- _Task instructions_: Below are records; work out how many of their lines contain "name" and give only that number.

- _Data_:
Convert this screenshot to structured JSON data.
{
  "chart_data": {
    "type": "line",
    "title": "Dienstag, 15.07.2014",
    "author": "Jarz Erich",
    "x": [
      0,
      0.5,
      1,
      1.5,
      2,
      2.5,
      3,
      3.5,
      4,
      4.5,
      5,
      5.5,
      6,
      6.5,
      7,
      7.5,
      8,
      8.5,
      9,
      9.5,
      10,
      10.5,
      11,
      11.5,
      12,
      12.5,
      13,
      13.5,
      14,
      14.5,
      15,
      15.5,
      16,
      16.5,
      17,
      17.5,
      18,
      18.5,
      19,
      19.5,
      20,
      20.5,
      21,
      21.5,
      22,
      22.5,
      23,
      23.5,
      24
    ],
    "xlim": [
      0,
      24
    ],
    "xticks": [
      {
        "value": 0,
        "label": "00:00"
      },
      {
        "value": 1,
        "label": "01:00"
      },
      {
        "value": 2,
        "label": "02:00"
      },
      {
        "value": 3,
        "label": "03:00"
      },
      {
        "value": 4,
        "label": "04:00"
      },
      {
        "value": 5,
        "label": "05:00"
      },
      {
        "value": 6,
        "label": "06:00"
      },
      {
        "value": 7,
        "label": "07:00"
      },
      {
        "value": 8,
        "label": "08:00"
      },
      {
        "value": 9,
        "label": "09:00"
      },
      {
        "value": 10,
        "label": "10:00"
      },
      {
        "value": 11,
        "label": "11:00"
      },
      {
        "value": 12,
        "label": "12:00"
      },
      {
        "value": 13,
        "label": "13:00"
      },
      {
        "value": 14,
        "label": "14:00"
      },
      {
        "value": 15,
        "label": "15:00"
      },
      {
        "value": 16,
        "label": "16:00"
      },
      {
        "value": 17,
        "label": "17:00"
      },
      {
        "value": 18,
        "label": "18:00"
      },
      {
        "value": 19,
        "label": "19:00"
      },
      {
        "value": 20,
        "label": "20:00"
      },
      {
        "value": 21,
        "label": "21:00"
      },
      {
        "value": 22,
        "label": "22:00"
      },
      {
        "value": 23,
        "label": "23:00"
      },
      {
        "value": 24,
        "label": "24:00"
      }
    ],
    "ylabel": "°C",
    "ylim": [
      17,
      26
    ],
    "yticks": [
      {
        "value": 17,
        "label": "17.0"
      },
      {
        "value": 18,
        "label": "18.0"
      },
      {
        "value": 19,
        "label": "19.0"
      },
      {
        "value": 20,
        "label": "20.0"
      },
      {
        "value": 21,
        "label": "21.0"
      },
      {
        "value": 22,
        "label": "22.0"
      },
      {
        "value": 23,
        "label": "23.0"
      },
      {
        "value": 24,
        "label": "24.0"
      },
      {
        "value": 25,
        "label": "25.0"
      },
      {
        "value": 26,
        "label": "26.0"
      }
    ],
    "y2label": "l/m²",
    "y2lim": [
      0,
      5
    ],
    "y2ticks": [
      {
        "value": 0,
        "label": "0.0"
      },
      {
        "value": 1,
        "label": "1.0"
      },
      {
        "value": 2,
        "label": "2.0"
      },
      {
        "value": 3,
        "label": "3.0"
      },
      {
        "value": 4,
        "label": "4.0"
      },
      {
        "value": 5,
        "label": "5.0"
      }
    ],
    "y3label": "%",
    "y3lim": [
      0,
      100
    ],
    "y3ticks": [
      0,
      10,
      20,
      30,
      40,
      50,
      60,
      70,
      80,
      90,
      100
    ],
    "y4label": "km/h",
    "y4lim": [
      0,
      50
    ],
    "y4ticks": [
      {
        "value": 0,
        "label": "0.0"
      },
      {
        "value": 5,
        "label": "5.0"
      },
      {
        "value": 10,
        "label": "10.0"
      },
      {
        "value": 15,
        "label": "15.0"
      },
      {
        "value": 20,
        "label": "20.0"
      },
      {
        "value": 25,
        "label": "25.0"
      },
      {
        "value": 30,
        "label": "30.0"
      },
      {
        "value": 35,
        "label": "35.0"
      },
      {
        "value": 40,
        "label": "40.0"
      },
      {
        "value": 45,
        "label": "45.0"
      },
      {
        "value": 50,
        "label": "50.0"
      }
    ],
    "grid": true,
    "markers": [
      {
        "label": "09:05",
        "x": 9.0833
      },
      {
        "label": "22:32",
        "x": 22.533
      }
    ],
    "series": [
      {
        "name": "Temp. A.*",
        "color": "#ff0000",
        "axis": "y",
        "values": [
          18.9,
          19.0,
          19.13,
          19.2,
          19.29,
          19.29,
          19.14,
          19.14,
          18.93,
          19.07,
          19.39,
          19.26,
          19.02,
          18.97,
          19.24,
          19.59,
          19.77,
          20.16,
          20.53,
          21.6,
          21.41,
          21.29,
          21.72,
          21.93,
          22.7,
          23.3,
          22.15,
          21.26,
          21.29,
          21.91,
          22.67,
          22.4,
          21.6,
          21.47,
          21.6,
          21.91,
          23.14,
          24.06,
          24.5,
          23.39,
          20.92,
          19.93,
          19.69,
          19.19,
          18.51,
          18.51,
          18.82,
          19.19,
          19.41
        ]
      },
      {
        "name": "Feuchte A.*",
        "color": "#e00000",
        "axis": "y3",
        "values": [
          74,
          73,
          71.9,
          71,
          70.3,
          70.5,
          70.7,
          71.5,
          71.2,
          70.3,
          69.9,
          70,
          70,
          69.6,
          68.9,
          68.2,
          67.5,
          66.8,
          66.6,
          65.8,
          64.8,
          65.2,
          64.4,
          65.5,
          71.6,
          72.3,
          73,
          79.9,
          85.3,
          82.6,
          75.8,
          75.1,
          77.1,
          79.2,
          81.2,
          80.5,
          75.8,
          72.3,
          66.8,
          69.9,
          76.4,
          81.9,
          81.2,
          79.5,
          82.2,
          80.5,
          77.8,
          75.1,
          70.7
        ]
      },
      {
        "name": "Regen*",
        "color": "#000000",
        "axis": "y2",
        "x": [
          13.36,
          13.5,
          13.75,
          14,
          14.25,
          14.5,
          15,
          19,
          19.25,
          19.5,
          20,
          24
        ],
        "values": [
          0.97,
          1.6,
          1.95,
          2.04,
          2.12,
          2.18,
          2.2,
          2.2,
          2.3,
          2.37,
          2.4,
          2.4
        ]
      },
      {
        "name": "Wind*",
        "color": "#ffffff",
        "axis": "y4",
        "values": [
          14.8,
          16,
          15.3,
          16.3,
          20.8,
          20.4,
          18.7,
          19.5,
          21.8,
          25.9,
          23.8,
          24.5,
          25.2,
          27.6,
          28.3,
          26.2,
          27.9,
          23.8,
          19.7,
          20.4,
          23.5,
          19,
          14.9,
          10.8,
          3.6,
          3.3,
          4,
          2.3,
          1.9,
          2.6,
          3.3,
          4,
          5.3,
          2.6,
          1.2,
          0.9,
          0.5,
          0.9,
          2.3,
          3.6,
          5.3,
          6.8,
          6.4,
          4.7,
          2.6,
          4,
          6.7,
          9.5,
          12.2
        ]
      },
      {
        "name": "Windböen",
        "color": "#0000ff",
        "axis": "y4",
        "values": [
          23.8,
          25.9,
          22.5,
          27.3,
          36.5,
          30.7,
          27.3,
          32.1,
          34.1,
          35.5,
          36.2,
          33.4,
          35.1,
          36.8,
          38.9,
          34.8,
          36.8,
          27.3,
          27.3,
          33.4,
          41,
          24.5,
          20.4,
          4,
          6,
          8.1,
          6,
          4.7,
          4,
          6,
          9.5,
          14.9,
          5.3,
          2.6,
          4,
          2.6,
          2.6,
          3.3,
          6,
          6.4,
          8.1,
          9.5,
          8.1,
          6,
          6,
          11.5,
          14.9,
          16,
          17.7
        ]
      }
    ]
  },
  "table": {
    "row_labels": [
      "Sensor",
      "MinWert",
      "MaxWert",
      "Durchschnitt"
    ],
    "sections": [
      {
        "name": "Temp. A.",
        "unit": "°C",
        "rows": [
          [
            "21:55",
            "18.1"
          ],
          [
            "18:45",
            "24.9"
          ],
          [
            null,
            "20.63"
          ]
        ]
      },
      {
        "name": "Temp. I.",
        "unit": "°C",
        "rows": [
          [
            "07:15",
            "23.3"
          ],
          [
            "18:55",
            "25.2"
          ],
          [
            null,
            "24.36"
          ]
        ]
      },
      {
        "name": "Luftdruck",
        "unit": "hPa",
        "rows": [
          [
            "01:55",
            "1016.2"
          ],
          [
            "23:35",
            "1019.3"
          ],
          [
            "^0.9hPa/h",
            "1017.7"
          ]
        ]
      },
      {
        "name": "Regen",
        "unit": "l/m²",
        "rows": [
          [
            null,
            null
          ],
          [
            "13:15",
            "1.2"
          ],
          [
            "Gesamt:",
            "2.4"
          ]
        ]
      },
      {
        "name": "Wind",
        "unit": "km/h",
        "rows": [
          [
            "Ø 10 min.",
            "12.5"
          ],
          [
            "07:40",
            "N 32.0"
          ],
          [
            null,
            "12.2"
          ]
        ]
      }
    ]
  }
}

- _Response_: 10